# Instructions to follow
Give the data below again exactly as written, without its pictures.

# Data for the task
------------------------------------------------------------

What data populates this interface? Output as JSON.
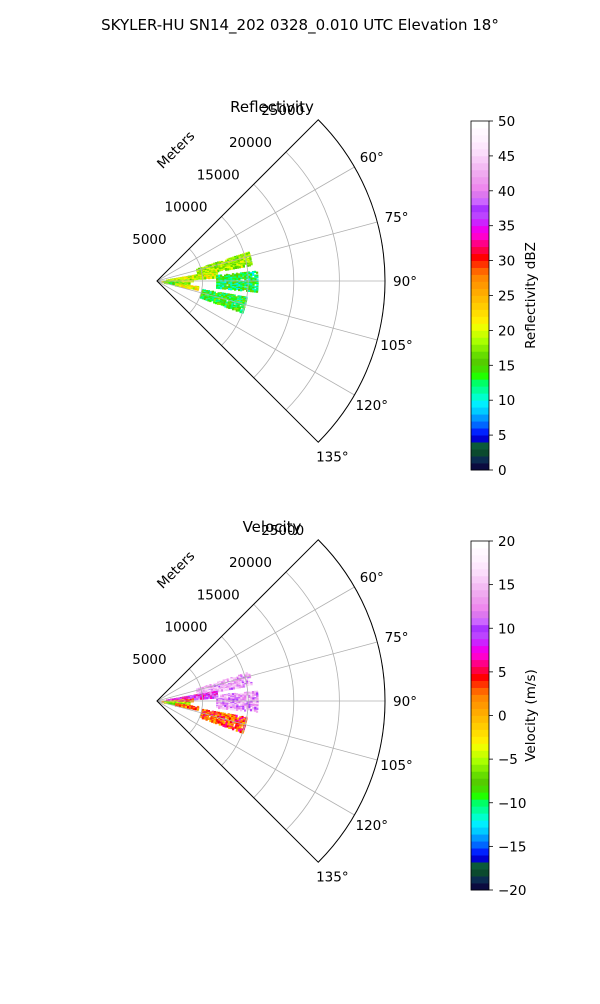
{
  "figure": {
    "suptitle": "SKYLER-HU  SN14_202  0328_0.010 UTC Elevation 18°"
  },
  "chart_data": [
    {
      "type": "polar-sector",
      "title": "Reflectivity",
      "range_label": "Meters",
      "range_ticks": [
        5000,
        10000,
        15000,
        20000,
        25000
      ],
      "range_tick_labels": [
        "5000",
        "10000",
        "15000",
        "20000",
        "25000"
      ],
      "rmax": 25000,
      "angle_ticks": [
        60,
        75,
        90,
        105,
        120,
        135
      ],
      "angle_tick_labels": [
        "60°",
        "75°",
        "90°",
        "105°",
        "120°",
        "135°"
      ],
      "angle_range": [
        45,
        135
      ],
      "grid": true,
      "colorbar": {
        "label": "Reflectivity dBZ",
        "min": 0,
        "max": 50,
        "ticks": [
          0,
          5,
          10,
          15,
          20,
          25,
          30,
          35,
          40,
          45,
          50
        ],
        "tick_labels": [
          "0",
          "5",
          "10",
          "15",
          "20",
          "25",
          "30",
          "35",
          "40",
          "45",
          "50"
        ],
        "colors": [
          "#0b0b3f",
          "#0b2b4f",
          "#0b4a2e",
          "#0b5a3a",
          "#0000d0",
          "#0022ff",
          "#0066ff",
          "#0099ff",
          "#00ccff",
          "#00eeff",
          "#00ffcc",
          "#00ff99",
          "#00ff66",
          "#22ff00",
          "#44dd00",
          "#55cc00",
          "#66dd00",
          "#88ee00",
          "#aaff00",
          "#ccff00",
          "#eeff00",
          "#ffee00",
          "#ffdd00",
          "#ffcc00",
          "#ffbb00",
          "#ffaa00",
          "#ff9900",
          "#ff8800",
          "#ff6600",
          "#ff3300",
          "#ff0000",
          "#ff0044",
          "#ff0088",
          "#ff00cc",
          "#ee00ee",
          "#cc22ff",
          "#bb44ff",
          "#aa33ff",
          "#cc66ff",
          "#dd77ee",
          "#ee88ee",
          "#ee99ee",
          "#f0aaf0",
          "#f4bbf4",
          "#f8ccf8",
          "#fbddfb",
          "#fde8fd",
          "#fef2fe",
          "#fff8ff",
          "#ffffff"
        ]
      },
      "echo_regions": [
        {
          "az": [
            72,
            80
          ],
          "r": [
            4500,
            10500
          ],
          "value": 18
        },
        {
          "az": [
            80,
            86
          ],
          "r": [
            1000,
            6500
          ],
          "value": 20
        },
        {
          "az": [
            86,
            89
          ],
          "r": [
            500,
            4000
          ],
          "value": 19
        },
        {
          "az": [
            92,
            97
          ],
          "r": [
            800,
            3500
          ],
          "value": 16
        },
        {
          "az": [
            97,
            101
          ],
          "r": [
            2000,
            4500
          ],
          "value": 21
        },
        {
          "az": [
            84,
            96
          ],
          "r": [
            6500,
            11000
          ],
          "value": 13
        },
        {
          "az": [
            100,
            110
          ],
          "r": [
            5000,
            10000
          ],
          "value": 14
        }
      ]
    },
    {
      "type": "polar-sector",
      "title": "Velocity",
      "range_label": "Meters",
      "range_ticks": [
        5000,
        10000,
        15000,
        20000,
        25000
      ],
      "range_tick_labels": [
        "5000",
        "10000",
        "15000",
        "20000",
        "25000"
      ],
      "rmax": 25000,
      "angle_ticks": [
        60,
        75,
        90,
        105,
        120,
        135
      ],
      "angle_tick_labels": [
        "60°",
        "75°",
        "90°",
        "105°",
        "120°",
        "135°"
      ],
      "angle_range": [
        45,
        135
      ],
      "grid": true,
      "colorbar": {
        "label": "Velocity (m/s)",
        "min": -20,
        "max": 20,
        "ticks": [
          -20,
          -15,
          -10,
          -5,
          0,
          5,
          10,
          15,
          20
        ],
        "tick_labels": [
          "−20",
          "−15",
          "−10",
          "−5",
          "0",
          "5",
          "10",
          "15",
          "20"
        ],
        "colors": [
          "#0b0b3f",
          "#0b2b4f",
          "#0b4a2e",
          "#0b5a3a",
          "#0000d0",
          "#0022ff",
          "#0066ff",
          "#0099ff",
          "#00ccff",
          "#00eeff",
          "#00ffcc",
          "#00ff99",
          "#00ff66",
          "#22ff00",
          "#44dd00",
          "#55cc00",
          "#66dd00",
          "#88ee00",
          "#aaff00",
          "#ccff00",
          "#eeff00",
          "#ffee00",
          "#ffdd00",
          "#ffcc00",
          "#ffbb00",
          "#ffaa00",
          "#ff9900",
          "#ff8800",
          "#ff6600",
          "#ff3300",
          "#ff0000",
          "#ff0044",
          "#ff0088",
          "#ff00cc",
          "#ee00ee",
          "#cc22ff",
          "#bb44ff",
          "#aa33ff",
          "#cc66ff",
          "#dd77ee",
          "#ee88ee",
          "#ee99ee",
          "#f0aaf0",
          "#f4bbf4",
          "#f8ccf8",
          "#fbddfb",
          "#fde8fd",
          "#fef2fe",
          "#fff8ff",
          "#ffffff"
        ]
      },
      "echo_regions": [
        {
          "az": [
            72,
            80
          ],
          "r": [
            4500,
            10500
          ],
          "value": 14
        },
        {
          "az": [
            80,
            86
          ],
          "r": [
            1000,
            6500
          ],
          "value": 9
        },
        {
          "az": [
            86,
            89
          ],
          "r": [
            500,
            4000
          ],
          "value": 3
        },
        {
          "az": [
            92,
            97
          ],
          "r": [
            800,
            3500
          ],
          "value": -6
        },
        {
          "az": [
            97,
            101
          ],
          "r": [
            2000,
            4500
          ],
          "value": 2
        },
        {
          "az": [
            84,
            96
          ],
          "r": [
            6500,
            11000
          ],
          "value": 13
        },
        {
          "az": [
            100,
            110
          ],
          "r": [
            5000,
            10000
          ],
          "value": 3
        }
      ]
    }
  ]
}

------------------------------------------------------------

# Solved exercise
What data populates this interface? Output as JSON.
{
  "figure": {
    "suptitle": "SKYLER-HU  SN14_202  0328_0.010 UTC Elevation 18°"
  },
  "chart_data": [
    {
      "type": "polar-sector",
      "title": "Reflectivity",
      "range_label": "Meters",
      "range_ticks": [
        5000,
        10000,
        15000,
        20000,
        25000
      ],
      "range_tick_labels": [
        "5000",
        "10000",
        "15000",
        "20000",
        "25000"
      ],
      "rmax": 25000,
      "angle_ticks": [
        60,
        75,
        90,
        105,
        120,
        135
      ],
      "angle_tick_labels": [
        "60°",
        "75°",
        "90°",
        "105°",
        "120°",
        "135°"
      ],
      "angle_range": [
        45,
        135
      ],
      "grid": true,
      "colorbar": {
        "label": "Reflectivity dBZ",
        "min": 0,
        "max": 50,
        "ticks": [
          0,
          5,
          10,
          15,
          20,
          25,
          30,
          35,
          40,
          45,
          50
        ],
        "tick_labels": [
          "0",
          "5",
          "10",
          "15",
          "20",
          "25",
          "30",
          "35",
          "40",
          "45",
          "50"
        ],
        "colors": [
          "#0b0b3f",
          "#0b2b4f",
          "#0b4a2e",
          "#0b5a3a",
          "#0000d0",
          "#0022ff",
          "#0066ff",
          "#0099ff",
          "#00ccff",
          "#00eeff",
          "#00ffcc",
          "#00ff99",
          "#00ff66",
          "#22ff00",
          "#44dd00",
          "#55cc00",
          "#66dd00",
          "#88ee00",
          "#aaff00",
          "#ccff00",
          "#eeff00",
          "#ffee00",
          "#ffdd00",
          "#ffcc00",
          "#ffbb00",
          "#ffaa00",
          "#ff9900",
          "#ff8800",
          "#ff6600",
          "#ff3300",
          "#ff0000",
          "#ff0044",
          "#ff0088",
          "#ff00cc",
          "#ee00ee",
          "#cc22ff",
          "#bb44ff",
          "#aa33ff",
          "#cc66ff",
          "#dd77ee",
          "#ee88ee",
          "#ee99ee",
          "#f0aaf0",
          "#f4bbf4",
          "#f8ccf8",
          "#fbddfb",
          "#fde8fd",
          "#fef2fe",
          "#fff8ff",
          "#ffffff"
        ]
      },
      "echo_regions": [
        {
          "az": [
            72,
            80
          ],
          "r": [
            4500,
            10500
          ],
          "value": 18
        },
        {
          "az": [
            80,
            86
          ],
          "r": [
            1000,
            6500
          ],
          "value": 20
        },
        {
          "az": [
            86,
            89
          ],
          "r": [
            500,
            4000
          ],
          "value": 19
        },
        {
          "az": [
            92,
            97
          ],
          "r": [
            800,
            3500
          ],
          "value": 16
        },
        {
          "az": [
            97,
            101
          ],
          "r": [
            2000,
            4500
          ],
          "value": 21
        },
        {
          "az": [
            84,
            96
          ],
          "r": [
            6500,
            11000
          ],
          "value": 13
        },
        {
          "az": [
            100,
            110
          ],
          "r": [
            5000,
            10000
          ],
          "value": 14
        }
      ]
    },
    {
      "type": "polar-sector",
      "title": "Velocity",
      "range_label": "Meters",
      "range_ticks": [
        5000,
        10000,
        15000,
        20000,
        25000
      ],
      "range_tick_labels": [
        "5000",
        "10000",
        "15000",
        "20000",
        "25000"
      ],
      "rmax": 25000,
      "angle_ticks": [
        60,
        75,
        90,
        105,
        120,
        135
      ],
      "angle_tick_labels": [
        "60°",
        "75°",
        "90°",
        "105°",
        "120°",
        "135°"
      ],
      "angle_range": [
        45,
        135
      ],
      "grid": true,
      "colorbar": {
        "label": "Velocity (m/s)",
        "min": -20,
        "max": 20,
        "ticks": [
          -20,
          -15,
          -10,
          -5,
          0,
          5,
          10,
          15,
          20
        ],
        "tick_labels": [
          "−20",
          "−15",
          "−10",
          "−5",
          "0",
          "5",
          "10",
          "15",
          "20"
        ],
        "colors": [
          "#0b0b3f",
          "#0b2b4f",
          "#0b4a2e",
          "#0b5a3a",
          "#0000d0",
          "#0022ff",
          "#0066ff",
          "#0099ff",
          "#00ccff",
          "#00eeff",
          "#00ffcc",
          "#00ff99",
          "#00ff66",
          "#22ff00",
          "#44dd00",
          "#55cc00",
          "#66dd00",
          "#88ee00",
          "#aaff00",
          "#ccff00",
          "#eeff00",
          "#ffee00",
          "#ffdd00",
          "#ffcc00",
          "#ffbb00",
          "#ffaa00",
          "#ff9900",
          "#ff8800",
          "#ff6600",
          "#ff3300",
          "#ff0000",
          "#ff0044",
          "#ff0088",
          "#ff00cc",
          "#ee00ee",
          "#cc22ff",
          "#bb44ff",
          "#aa33ff",
          "#cc66ff",
          "#dd77ee",
          "#ee88ee",
          "#ee99ee",
          "#f0aaf0",
          "#f4bbf4",
          "#f8ccf8",
          "#fbddfb",
          "#fde8fd",
          "#fef2fe",
          "#fff8ff",
          "#ffffff"
        ]
      },
      "echo_regions": [
        {
          "az": [
            72,
            80
          ],
          "r": [
            4500,
            10500
          ],
          "value": 14
        },
        {
          "az": [
            80,
            86
          ],
          "r": [
            1000,
            6500
          ],
          "value": 9
        },
        {
          "az": [
            86,
            89
          ],
          "r": [
            500,
            4000
          ],
          "value": 3
        },
        {
          "az": [
            92,
            97
          ],
          "r": [
            800,
            3500
          ],
          "value": -6
        },
        {
          "az": [
            97,
            101
          ],
          "r": [
            2000,
            4500
          ],
          "value": 2
        },
        {
          "az": [
            84,
            96
          ],
          "r": [
            6500,
            11000
          ],
          "value": 13
        },
        {
          "az": [
            100,
            110
          ],
          "r": [
            5000,
            10000
          ],
          "value": 3
        }
      ]
    }
  ]
}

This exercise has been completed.